Task instructions: Gather all lines from the material that contain the word "образомъ".
Start of Dataset content
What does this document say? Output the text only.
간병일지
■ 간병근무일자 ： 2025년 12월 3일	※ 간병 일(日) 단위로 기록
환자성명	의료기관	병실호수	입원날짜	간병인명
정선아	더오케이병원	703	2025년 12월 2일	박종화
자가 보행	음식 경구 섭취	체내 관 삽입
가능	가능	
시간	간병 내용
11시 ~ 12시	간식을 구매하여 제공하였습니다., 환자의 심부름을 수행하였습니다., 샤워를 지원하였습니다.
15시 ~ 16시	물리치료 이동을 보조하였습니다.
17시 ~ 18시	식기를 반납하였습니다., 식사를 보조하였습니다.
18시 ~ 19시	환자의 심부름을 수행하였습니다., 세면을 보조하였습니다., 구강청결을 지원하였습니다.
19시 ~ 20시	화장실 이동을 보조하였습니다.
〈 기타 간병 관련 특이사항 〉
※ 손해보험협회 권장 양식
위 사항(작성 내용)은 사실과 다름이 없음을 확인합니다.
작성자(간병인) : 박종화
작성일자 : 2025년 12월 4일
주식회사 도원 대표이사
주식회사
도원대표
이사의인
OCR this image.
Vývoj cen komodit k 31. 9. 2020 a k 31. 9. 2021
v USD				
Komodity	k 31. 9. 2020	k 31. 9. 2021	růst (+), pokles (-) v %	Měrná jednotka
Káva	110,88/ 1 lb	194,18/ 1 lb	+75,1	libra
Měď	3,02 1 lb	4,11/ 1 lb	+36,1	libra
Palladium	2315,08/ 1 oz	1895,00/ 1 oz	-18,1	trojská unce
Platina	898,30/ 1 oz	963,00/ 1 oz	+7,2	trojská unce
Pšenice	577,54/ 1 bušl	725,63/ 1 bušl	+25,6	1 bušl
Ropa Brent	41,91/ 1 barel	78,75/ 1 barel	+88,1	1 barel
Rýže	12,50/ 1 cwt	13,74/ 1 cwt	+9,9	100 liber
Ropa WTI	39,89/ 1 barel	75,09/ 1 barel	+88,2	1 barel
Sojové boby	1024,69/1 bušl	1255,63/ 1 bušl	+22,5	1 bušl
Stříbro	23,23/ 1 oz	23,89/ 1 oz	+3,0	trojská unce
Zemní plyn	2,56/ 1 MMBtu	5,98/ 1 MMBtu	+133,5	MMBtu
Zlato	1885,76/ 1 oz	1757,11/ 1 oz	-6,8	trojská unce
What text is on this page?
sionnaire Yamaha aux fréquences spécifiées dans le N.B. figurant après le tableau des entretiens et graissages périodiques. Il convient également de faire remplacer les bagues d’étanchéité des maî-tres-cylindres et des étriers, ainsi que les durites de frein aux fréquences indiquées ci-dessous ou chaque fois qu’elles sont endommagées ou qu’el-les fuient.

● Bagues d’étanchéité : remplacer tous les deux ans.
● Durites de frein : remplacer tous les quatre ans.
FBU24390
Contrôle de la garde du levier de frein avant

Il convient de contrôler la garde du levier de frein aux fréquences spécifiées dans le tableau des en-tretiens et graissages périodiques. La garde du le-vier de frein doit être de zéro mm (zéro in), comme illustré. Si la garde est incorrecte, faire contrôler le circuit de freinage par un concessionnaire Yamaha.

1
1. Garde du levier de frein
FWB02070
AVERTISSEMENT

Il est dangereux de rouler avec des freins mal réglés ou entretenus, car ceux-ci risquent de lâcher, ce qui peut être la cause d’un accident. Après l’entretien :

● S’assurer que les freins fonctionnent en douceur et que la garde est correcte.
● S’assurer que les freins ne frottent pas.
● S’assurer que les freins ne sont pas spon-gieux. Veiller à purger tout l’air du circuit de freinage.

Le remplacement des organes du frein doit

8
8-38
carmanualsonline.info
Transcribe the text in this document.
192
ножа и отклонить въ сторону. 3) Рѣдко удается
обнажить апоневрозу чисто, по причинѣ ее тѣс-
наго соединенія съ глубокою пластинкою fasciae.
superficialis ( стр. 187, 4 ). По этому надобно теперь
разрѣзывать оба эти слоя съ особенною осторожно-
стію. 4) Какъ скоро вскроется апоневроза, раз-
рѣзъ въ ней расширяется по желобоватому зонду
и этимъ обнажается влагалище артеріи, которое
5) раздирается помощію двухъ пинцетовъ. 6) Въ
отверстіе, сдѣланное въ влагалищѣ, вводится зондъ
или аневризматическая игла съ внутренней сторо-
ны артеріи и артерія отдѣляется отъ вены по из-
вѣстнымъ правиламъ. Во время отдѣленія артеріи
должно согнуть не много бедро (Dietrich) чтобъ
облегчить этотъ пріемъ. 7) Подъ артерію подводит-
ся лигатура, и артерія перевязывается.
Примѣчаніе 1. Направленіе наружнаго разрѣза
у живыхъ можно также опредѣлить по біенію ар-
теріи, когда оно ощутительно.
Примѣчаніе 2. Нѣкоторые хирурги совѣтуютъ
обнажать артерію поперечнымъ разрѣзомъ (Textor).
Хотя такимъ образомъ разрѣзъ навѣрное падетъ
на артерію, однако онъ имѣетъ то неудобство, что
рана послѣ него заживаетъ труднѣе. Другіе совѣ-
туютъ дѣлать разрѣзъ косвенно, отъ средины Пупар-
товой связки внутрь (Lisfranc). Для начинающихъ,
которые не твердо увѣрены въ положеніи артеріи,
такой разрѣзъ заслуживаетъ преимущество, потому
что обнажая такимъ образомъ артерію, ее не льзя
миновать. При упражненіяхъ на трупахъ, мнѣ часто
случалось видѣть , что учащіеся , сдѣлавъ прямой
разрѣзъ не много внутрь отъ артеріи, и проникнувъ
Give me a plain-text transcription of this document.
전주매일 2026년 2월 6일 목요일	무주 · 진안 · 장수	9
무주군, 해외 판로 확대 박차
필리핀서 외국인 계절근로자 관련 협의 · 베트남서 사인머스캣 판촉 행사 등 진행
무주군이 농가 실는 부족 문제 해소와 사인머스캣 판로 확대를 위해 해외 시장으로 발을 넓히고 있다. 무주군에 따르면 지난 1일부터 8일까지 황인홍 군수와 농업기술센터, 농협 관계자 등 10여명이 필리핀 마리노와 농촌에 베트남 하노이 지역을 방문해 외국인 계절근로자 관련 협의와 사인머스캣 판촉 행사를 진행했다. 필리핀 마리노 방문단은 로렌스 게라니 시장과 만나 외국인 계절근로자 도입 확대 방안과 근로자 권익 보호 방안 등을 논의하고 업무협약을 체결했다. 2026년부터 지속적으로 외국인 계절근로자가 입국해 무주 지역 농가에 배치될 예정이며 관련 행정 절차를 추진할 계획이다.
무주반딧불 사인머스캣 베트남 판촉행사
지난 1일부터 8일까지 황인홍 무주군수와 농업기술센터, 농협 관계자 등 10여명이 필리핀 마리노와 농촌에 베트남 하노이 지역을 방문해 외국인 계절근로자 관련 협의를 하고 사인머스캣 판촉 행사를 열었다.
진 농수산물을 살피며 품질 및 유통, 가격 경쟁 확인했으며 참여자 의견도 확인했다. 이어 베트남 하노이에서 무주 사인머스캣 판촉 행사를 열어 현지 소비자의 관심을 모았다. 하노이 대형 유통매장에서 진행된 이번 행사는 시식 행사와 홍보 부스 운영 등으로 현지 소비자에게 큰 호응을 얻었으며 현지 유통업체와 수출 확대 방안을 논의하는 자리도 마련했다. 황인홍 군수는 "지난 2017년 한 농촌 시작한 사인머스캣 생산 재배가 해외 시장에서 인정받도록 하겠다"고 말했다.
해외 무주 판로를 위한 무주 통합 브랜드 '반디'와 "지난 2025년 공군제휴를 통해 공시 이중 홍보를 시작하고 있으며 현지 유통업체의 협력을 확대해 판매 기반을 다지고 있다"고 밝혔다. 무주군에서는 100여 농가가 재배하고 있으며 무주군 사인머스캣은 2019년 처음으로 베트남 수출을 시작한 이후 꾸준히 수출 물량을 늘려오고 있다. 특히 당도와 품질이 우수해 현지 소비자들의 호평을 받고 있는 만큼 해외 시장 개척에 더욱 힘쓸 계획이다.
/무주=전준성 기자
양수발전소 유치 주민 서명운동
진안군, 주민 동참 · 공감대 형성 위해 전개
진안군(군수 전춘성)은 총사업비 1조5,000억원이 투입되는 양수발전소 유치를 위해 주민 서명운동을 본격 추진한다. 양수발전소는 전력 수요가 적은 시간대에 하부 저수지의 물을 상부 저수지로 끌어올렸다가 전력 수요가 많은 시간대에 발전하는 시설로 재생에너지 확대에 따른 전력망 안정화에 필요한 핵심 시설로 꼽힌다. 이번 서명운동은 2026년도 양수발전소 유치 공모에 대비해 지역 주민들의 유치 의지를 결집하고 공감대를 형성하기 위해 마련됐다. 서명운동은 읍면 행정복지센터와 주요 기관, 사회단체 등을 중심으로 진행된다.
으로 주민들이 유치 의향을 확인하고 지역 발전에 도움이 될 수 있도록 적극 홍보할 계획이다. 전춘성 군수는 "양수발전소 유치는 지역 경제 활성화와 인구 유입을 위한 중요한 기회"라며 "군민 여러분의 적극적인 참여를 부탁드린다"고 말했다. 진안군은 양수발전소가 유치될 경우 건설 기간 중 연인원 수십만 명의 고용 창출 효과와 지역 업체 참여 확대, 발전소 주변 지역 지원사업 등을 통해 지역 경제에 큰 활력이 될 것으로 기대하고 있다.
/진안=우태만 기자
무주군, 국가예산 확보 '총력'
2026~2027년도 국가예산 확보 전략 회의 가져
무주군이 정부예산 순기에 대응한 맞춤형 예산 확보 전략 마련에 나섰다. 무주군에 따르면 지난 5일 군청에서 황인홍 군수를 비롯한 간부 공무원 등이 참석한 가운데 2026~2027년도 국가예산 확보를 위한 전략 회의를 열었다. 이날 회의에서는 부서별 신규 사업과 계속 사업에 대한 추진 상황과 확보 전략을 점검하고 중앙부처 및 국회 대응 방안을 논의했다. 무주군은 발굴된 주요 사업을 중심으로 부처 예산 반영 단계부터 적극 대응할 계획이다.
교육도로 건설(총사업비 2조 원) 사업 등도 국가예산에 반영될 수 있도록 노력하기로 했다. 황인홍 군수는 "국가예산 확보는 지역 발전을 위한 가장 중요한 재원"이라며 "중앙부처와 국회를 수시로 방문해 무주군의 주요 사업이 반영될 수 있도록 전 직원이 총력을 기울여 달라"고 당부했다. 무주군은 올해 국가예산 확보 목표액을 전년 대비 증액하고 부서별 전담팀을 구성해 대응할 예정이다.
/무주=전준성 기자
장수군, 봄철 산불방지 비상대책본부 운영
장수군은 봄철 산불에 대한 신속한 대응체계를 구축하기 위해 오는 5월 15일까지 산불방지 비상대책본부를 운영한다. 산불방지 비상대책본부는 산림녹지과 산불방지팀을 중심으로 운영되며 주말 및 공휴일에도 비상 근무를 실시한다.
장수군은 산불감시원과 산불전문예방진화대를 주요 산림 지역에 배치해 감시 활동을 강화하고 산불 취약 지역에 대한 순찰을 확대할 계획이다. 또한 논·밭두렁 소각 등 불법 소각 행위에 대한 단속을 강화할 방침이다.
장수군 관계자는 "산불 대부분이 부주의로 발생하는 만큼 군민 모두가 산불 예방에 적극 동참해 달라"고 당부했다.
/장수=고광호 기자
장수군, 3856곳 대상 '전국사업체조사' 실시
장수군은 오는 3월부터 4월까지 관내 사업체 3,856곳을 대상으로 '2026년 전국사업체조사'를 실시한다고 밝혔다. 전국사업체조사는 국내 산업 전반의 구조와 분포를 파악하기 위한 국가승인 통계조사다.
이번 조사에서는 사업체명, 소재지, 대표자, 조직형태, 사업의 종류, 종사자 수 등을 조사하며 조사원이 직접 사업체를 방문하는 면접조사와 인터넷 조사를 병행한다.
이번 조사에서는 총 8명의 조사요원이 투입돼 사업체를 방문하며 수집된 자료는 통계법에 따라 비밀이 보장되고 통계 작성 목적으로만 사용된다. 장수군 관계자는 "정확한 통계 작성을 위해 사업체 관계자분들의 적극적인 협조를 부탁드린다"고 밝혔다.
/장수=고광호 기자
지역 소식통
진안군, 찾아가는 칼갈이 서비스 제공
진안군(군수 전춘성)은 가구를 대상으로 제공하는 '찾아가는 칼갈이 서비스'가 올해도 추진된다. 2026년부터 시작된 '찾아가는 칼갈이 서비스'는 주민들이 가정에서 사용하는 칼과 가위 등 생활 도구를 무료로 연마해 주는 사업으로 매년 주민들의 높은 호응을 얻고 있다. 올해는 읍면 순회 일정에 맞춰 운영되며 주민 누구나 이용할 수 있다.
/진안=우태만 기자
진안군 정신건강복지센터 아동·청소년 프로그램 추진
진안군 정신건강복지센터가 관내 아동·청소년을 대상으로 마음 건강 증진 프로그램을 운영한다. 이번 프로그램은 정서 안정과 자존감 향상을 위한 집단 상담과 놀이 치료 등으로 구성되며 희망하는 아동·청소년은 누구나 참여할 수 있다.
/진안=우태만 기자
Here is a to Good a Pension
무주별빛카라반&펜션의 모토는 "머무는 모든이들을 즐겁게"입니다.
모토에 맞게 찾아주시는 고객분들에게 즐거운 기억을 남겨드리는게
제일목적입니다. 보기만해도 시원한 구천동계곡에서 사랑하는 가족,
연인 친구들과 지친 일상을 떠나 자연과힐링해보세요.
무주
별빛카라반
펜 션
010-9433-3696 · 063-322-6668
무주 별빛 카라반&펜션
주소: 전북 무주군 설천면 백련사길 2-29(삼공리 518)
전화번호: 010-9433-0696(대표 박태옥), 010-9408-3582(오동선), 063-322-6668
End of Dataset content
Worked answer:
Хотя такимъ образомъ разрѣзъ навѣрное падетъ
что обнажая такимъ образомъ артерію, ее не льзя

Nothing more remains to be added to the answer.